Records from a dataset
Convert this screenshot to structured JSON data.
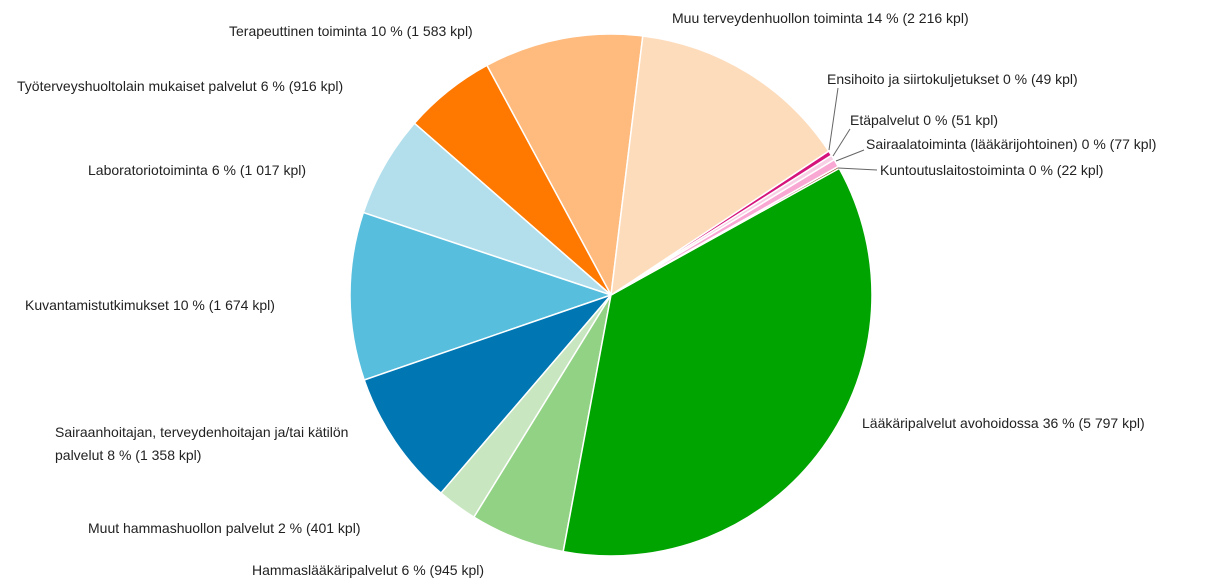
{
  "chart_data": {
    "type": "pie",
    "categories": [
      "Muu terveydenhuollon toiminta",
      "Ensihoito ja siirtokuljetukset",
      "Etäpalvelut",
      "Sairaalatoiminta (lääkärijohtoinen)",
      "Kuntoutuslaitostoiminta",
      "Lääkäripalvelut avohoidossa",
      "Hammaslääkäripalvelut",
      "Muut hammashuollon palvelut",
      "Sairaanhoitajan, terveydenhoitajan ja/tai kätilön palvelut",
      "Kuvantamistutkimukset",
      "Laboratoriotoiminta",
      "Työterveyshuoltolain mukaiset palvelut",
      "Terapeuttinen toiminta"
    ],
    "values": [
      2216,
      49,
      51,
      77,
      22,
      5797,
      945,
      401,
      1358,
      1674,
      1017,
      916,
      1583
    ],
    "value_labels": [
      "14 % (2 216 kpl)",
      "0 % (49 kpl)",
      "0 % (51 kpl)",
      "0 % (77 kpl)",
      "0 % (22 kpl)",
      "36 % (5 797 kpl)",
      "6 % (945 kpl)",
      "2 % (401 kpl)",
      "8 % (1 358 kpl)",
      "10 % (1 674 kpl)",
      "6 % (1 017 kpl)",
      "6 % (916 kpl)",
      "10 % (1 583 kpl)"
    ],
    "colors": [
      "#fddcbc",
      "#d6157c",
      "#f7d0e6",
      "#f9a8d4",
      "#8c4a1c",
      "#00a400",
      "#92d285",
      "#c8e6c0",
      "#0077b3",
      "#57bedd",
      "#b3dfed",
      "#ff7800",
      "#ffba7d"
    ]
  }
}
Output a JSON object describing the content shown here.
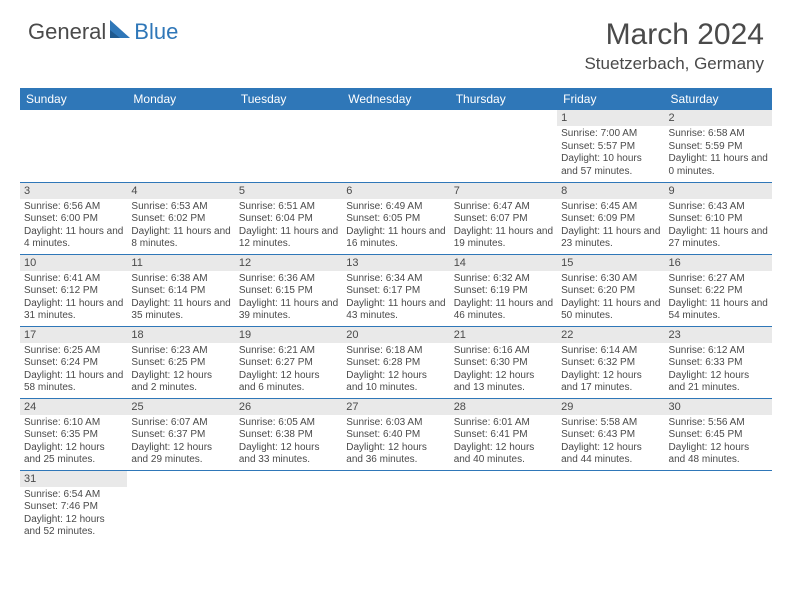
{
  "brand": {
    "text_general": "General",
    "text_blue": "Blue",
    "sail_color": "#2f77b8",
    "general_color": "#4a4a4a"
  },
  "header": {
    "month_title": "March 2024",
    "location": "Stuetzerbach, Germany"
  },
  "style": {
    "header_bg": "#2f77b8",
    "header_text": "#ffffff",
    "daynum_bg": "#e9e9e9",
    "text_color": "#4a4a4a",
    "row_border": "#2f77b8"
  },
  "weekdays": [
    "Sunday",
    "Monday",
    "Tuesday",
    "Wednesday",
    "Thursday",
    "Friday",
    "Saturday"
  ],
  "days": {
    "1": {
      "sunrise": "7:00 AM",
      "sunset": "5:57 PM",
      "daylight": "10 hours and 57 minutes."
    },
    "2": {
      "sunrise": "6:58 AM",
      "sunset": "5:59 PM",
      "daylight": "11 hours and 0 minutes."
    },
    "3": {
      "sunrise": "6:56 AM",
      "sunset": "6:00 PM",
      "daylight": "11 hours and 4 minutes."
    },
    "4": {
      "sunrise": "6:53 AM",
      "sunset": "6:02 PM",
      "daylight": "11 hours and 8 minutes."
    },
    "5": {
      "sunrise": "6:51 AM",
      "sunset": "6:04 PM",
      "daylight": "11 hours and 12 minutes."
    },
    "6": {
      "sunrise": "6:49 AM",
      "sunset": "6:05 PM",
      "daylight": "11 hours and 16 minutes."
    },
    "7": {
      "sunrise": "6:47 AM",
      "sunset": "6:07 PM",
      "daylight": "11 hours and 19 minutes."
    },
    "8": {
      "sunrise": "6:45 AM",
      "sunset": "6:09 PM",
      "daylight": "11 hours and 23 minutes."
    },
    "9": {
      "sunrise": "6:43 AM",
      "sunset": "6:10 PM",
      "daylight": "11 hours and 27 minutes."
    },
    "10": {
      "sunrise": "6:41 AM",
      "sunset": "6:12 PM",
      "daylight": "11 hours and 31 minutes."
    },
    "11": {
      "sunrise": "6:38 AM",
      "sunset": "6:14 PM",
      "daylight": "11 hours and 35 minutes."
    },
    "12": {
      "sunrise": "6:36 AM",
      "sunset": "6:15 PM",
      "daylight": "11 hours and 39 minutes."
    },
    "13": {
      "sunrise": "6:34 AM",
      "sunset": "6:17 PM",
      "daylight": "11 hours and 43 minutes."
    },
    "14": {
      "sunrise": "6:32 AM",
      "sunset": "6:19 PM",
      "daylight": "11 hours and 46 minutes."
    },
    "15": {
      "sunrise": "6:30 AM",
      "sunset": "6:20 PM",
      "daylight": "11 hours and 50 minutes."
    },
    "16": {
      "sunrise": "6:27 AM",
      "sunset": "6:22 PM",
      "daylight": "11 hours and 54 minutes."
    },
    "17": {
      "sunrise": "6:25 AM",
      "sunset": "6:24 PM",
      "daylight": "11 hours and 58 minutes."
    },
    "18": {
      "sunrise": "6:23 AM",
      "sunset": "6:25 PM",
      "daylight": "12 hours and 2 minutes."
    },
    "19": {
      "sunrise": "6:21 AM",
      "sunset": "6:27 PM",
      "daylight": "12 hours and 6 minutes."
    },
    "20": {
      "sunrise": "6:18 AM",
      "sunset": "6:28 PM",
      "daylight": "12 hours and 10 minutes."
    },
    "21": {
      "sunrise": "6:16 AM",
      "sunset": "6:30 PM",
      "daylight": "12 hours and 13 minutes."
    },
    "22": {
      "sunrise": "6:14 AM",
      "sunset": "6:32 PM",
      "daylight": "12 hours and 17 minutes."
    },
    "23": {
      "sunrise": "6:12 AM",
      "sunset": "6:33 PM",
      "daylight": "12 hours and 21 minutes."
    },
    "24": {
      "sunrise": "6:10 AM",
      "sunset": "6:35 PM",
      "daylight": "12 hours and 25 minutes."
    },
    "25": {
      "sunrise": "6:07 AM",
      "sunset": "6:37 PM",
      "daylight": "12 hours and 29 minutes."
    },
    "26": {
      "sunrise": "6:05 AM",
      "sunset": "6:38 PM",
      "daylight": "12 hours and 33 minutes."
    },
    "27": {
      "sunrise": "6:03 AM",
      "sunset": "6:40 PM",
      "daylight": "12 hours and 36 minutes."
    },
    "28": {
      "sunrise": "6:01 AM",
      "sunset": "6:41 PM",
      "daylight": "12 hours and 40 minutes."
    },
    "29": {
      "sunrise": "5:58 AM",
      "sunset": "6:43 PM",
      "daylight": "12 hours and 44 minutes."
    },
    "30": {
      "sunrise": "5:56 AM",
      "sunset": "6:45 PM",
      "daylight": "12 hours and 48 minutes."
    },
    "31": {
      "sunrise": "6:54 AM",
      "sunset": "7:46 PM",
      "daylight": "12 hours and 52 minutes."
    }
  },
  "layout": {
    "first_weekday_index": 5,
    "num_days": 31
  }
}
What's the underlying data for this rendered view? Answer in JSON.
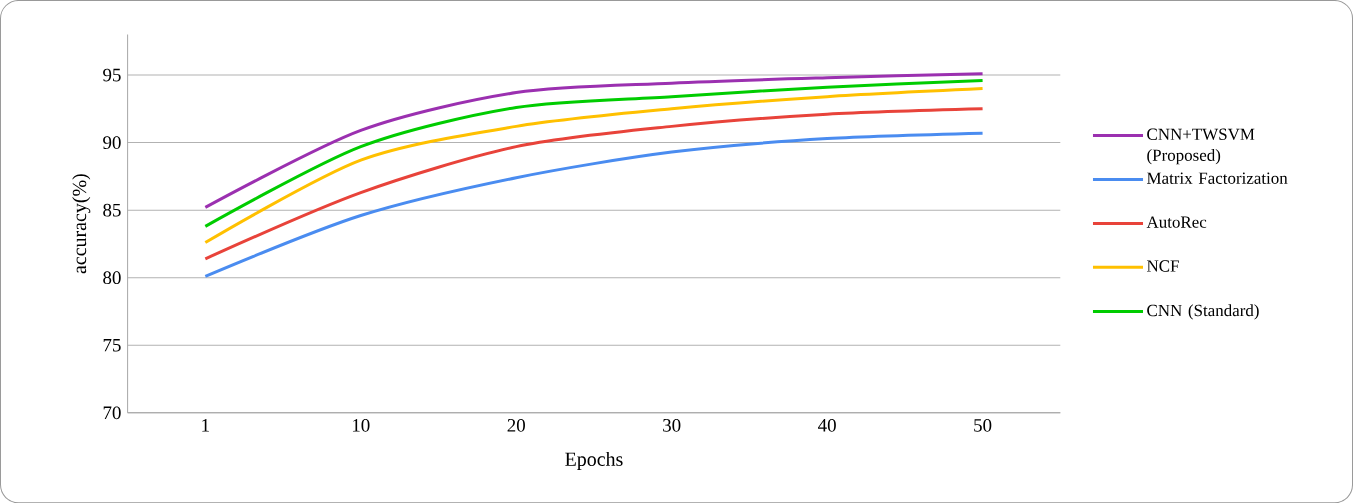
{
  "chart_data": {
    "type": "line",
    "xlabel": "Epochs",
    "ylabel": "accuracy(%)",
    "categories": [
      "1",
      "10",
      "20",
      "30",
      "40",
      "50"
    ],
    "series": [
      {
        "name": "CNN+TWSVM (Proposed)",
        "color": "#9b30b0",
        "values": [
          85.2,
          90.9,
          93.7,
          94.4,
          94.8,
          95.1
        ]
      },
      {
        "name": "Matrix Factorization",
        "color": "#4a8cf0",
        "values": [
          80.1,
          84.6,
          87.4,
          89.3,
          90.3,
          90.7
        ]
      },
      {
        "name": "AutoRec",
        "color": "#e8433a",
        "values": [
          81.4,
          86.3,
          89.7,
          91.2,
          92.1,
          92.5
        ]
      },
      {
        "name": "NCF",
        "color": "#ffc000",
        "values": [
          82.6,
          88.7,
          91.2,
          92.5,
          93.4,
          94.0
        ]
      },
      {
        "name": "CNN (Standard)",
        "color": "#00cc00",
        "values": [
          83.8,
          89.7,
          92.6,
          93.4,
          94.1,
          94.6
        ]
      }
    ],
    "ylim": [
      70,
      98
    ],
    "yticks": [
      70,
      75,
      80,
      85,
      90,
      95
    ],
    "grid": "y",
    "legend": "right",
    "marker": "none",
    "line_style": "solid"
  }
}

• **THE REQUEST**
Exactly the lines from the one with "What's the underlying" through the end of the records should be written out, and only those. Pictures do not belong in the copy.

• **OUTPUT**
What's the underlying data for this rendered view? Answer in JSON.
{
  "chart_data": {
    "type": "line",
    "xlabel": "Epochs",
    "ylabel": "accuracy(%)",
    "categories": [
      "1",
      "10",
      "20",
      "30",
      "40",
      "50"
    ],
    "series": [
      {
        "name": "CNN+TWSVM (Proposed)",
        "color": "#9b30b0",
        "values": [
          85.2,
          90.9,
          93.7,
          94.4,
          94.8,
          95.1
        ]
      },
      {
        "name": "Matrix Factorization",
        "color": "#4a8cf0",
        "values": [
          80.1,
          84.6,
          87.4,
          89.3,
          90.3,
          90.7
        ]
      },
      {
        "name": "AutoRec",
        "color": "#e8433a",
        "values": [
          81.4,
          86.3,
          89.7,
          91.2,
          92.1,
          92.5
        ]
      },
      {
        "name": "NCF",
        "color": "#ffc000",
        "values": [
          82.6,
          88.7,
          91.2,
          92.5,
          93.4,
          94.0
        ]
      },
      {
        "name": "CNN (Standard)",
        "color": "#00cc00",
        "values": [
          83.8,
          89.7,
          92.6,
          93.4,
          94.1,
          94.6
        ]
      }
    ],
    "ylim": [
      70,
      98
    ],
    "yticks": [
      70,
      75,
      80,
      85,
      90,
      95
    ],
    "grid": "y",
    "legend": "right",
    "marker": "none",
    "line_style": "solid"
  }
}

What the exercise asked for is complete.